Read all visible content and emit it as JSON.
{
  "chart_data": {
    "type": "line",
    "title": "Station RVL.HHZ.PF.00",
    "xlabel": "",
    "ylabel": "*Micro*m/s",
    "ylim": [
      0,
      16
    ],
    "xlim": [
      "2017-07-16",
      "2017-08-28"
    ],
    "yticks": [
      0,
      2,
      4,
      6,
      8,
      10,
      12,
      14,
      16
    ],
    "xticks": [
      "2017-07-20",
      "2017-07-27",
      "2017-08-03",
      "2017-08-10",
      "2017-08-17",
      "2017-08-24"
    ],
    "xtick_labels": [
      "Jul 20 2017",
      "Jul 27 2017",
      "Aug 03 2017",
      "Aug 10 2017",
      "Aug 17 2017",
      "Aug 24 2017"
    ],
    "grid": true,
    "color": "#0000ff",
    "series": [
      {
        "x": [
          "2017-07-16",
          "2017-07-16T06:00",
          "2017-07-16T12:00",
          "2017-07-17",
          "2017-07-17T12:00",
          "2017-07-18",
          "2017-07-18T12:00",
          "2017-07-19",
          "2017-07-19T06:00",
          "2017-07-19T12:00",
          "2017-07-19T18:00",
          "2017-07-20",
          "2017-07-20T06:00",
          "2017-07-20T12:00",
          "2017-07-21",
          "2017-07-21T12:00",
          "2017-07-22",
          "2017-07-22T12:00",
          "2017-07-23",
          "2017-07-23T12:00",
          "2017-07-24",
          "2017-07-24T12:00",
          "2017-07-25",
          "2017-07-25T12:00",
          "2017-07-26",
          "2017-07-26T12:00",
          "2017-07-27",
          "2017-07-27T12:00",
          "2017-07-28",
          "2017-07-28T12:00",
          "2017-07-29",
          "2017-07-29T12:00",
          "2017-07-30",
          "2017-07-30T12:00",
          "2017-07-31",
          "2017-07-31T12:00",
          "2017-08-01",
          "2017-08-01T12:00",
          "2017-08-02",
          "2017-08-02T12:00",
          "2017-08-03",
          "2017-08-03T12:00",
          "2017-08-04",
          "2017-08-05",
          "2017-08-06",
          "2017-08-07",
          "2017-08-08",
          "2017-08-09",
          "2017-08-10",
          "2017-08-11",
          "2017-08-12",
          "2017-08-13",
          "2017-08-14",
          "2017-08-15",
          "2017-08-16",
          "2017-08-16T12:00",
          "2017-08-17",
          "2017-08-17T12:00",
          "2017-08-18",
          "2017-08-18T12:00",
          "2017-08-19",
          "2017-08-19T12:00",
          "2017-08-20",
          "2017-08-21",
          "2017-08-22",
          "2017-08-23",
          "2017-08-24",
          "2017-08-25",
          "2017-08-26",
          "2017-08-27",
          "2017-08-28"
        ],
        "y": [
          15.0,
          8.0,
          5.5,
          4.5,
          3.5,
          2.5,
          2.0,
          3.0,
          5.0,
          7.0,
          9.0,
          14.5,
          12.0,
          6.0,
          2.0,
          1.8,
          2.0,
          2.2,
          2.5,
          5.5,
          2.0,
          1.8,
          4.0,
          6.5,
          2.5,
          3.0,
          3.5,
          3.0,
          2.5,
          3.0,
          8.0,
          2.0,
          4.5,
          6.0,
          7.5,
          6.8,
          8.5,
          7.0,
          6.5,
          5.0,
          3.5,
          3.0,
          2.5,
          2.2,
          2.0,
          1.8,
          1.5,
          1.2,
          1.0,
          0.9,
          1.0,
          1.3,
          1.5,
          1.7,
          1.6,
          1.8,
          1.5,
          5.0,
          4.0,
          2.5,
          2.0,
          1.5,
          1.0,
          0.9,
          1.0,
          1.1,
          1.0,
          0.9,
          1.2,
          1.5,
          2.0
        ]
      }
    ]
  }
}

→ **TASK**
Exact copies of all the records are required.

→ **OUTPUT BELOW**
Read all visible content and emit it as JSON.
{
  "chart_data": {
    "type": "line",
    "title": "Station RVL.HHZ.PF.00",
    "xlabel": "",
    "ylabel": "*Micro*m/s",
    "ylim": [
      0,
      16
    ],
    "xlim": [
      "2017-07-16",
      "2017-08-28"
    ],
    "yticks": [
      0,
      2,
      4,
      6,
      8,
      10,
      12,
      14,
      16
    ],
    "xticks": [
      "2017-07-20",
      "2017-07-27",
      "2017-08-03",
      "2017-08-10",
      "2017-08-17",
      "2017-08-24"
    ],
    "xtick_labels": [
      "Jul 20 2017",
      "Jul 27 2017",
      "Aug 03 2017",
      "Aug 10 2017",
      "Aug 17 2017",
      "Aug 24 2017"
    ],
    "grid": true,
    "color": "#0000ff",
    "series": [
      {
        "x": [
          "2017-07-16",
          "2017-07-16T06:00",
          "2017-07-16T12:00",
          "2017-07-17",
          "2017-07-17T12:00",
          "2017-07-18",
          "2017-07-18T12:00",
          "2017-07-19",
          "2017-07-19T06:00",
          "2017-07-19T12:00",
          "2017-07-19T18:00",
          "2017-07-20",
          "2017-07-20T06:00",
          "2017-07-20T12:00",
          "2017-07-21",
          "2017-07-21T12:00",
          "2017-07-22",
          "2017-07-22T12:00",
          "2017-07-23",
          "2017-07-23T12:00",
          "2017-07-24",
          "2017-07-24T12:00",
          "2017-07-25",
          "2017-07-25T12:00",
          "2017-07-26",
          "2017-07-26T12:00",
          "2017-07-27",
          "2017-07-27T12:00",
          "2017-07-28",
          "2017-07-28T12:00",
          "2017-07-29",
          "2017-07-29T12:00",
          "2017-07-30",
          "2017-07-30T12:00",
          "2017-07-31",
          "2017-07-31T12:00",
          "2017-08-01",
          "2017-08-01T12:00",
          "2017-08-02",
          "2017-08-02T12:00",
          "2017-08-03",
          "2017-08-03T12:00",
          "2017-08-04",
          "2017-08-05",
          "2017-08-06",
          "2017-08-07",
          "2017-08-08",
          "2017-08-09",
          "2017-08-10",
          "2017-08-11",
          "2017-08-12",
          "2017-08-13",
          "2017-08-14",
          "2017-08-15",
          "2017-08-16",
          "2017-08-16T12:00",
          "2017-08-17",
          "2017-08-17T12:00",
          "2017-08-18",
          "2017-08-18T12:00",
          "2017-08-19",
          "2017-08-19T12:00",
          "2017-08-20",
          "2017-08-21",
          "2017-08-22",
          "2017-08-23",
          "2017-08-24",
          "2017-08-25",
          "2017-08-26",
          "2017-08-27",
          "2017-08-28"
        ],
        "y": [
          15.0,
          8.0,
          5.5,
          4.5,
          3.5,
          2.5,
          2.0,
          3.0,
          5.0,
          7.0,
          9.0,
          14.5,
          12.0,
          6.0,
          2.0,
          1.8,
          2.0,
          2.2,
          2.5,
          5.5,
          2.0,
          1.8,
          4.0,
          6.5,
          2.5,
          3.0,
          3.5,
          3.0,
          2.5,
          3.0,
          8.0,
          2.0,
          4.5,
          6.0,
          7.5,
          6.8,
          8.5,
          7.0,
          6.5,
          5.0,
          3.5,
          3.0,
          2.5,
          2.2,
          2.0,
          1.8,
          1.5,
          1.2,
          1.0,
          0.9,
          1.0,
          1.3,
          1.5,
          1.7,
          1.6,
          1.8,
          1.5,
          5.0,
          4.0,
          2.5,
          2.0,
          1.5,
          1.0,
          0.9,
          1.0,
          1.1,
          1.0,
          0.9,
          1.2,
          1.5,
          2.0
        ]
      }
    ]
  }
}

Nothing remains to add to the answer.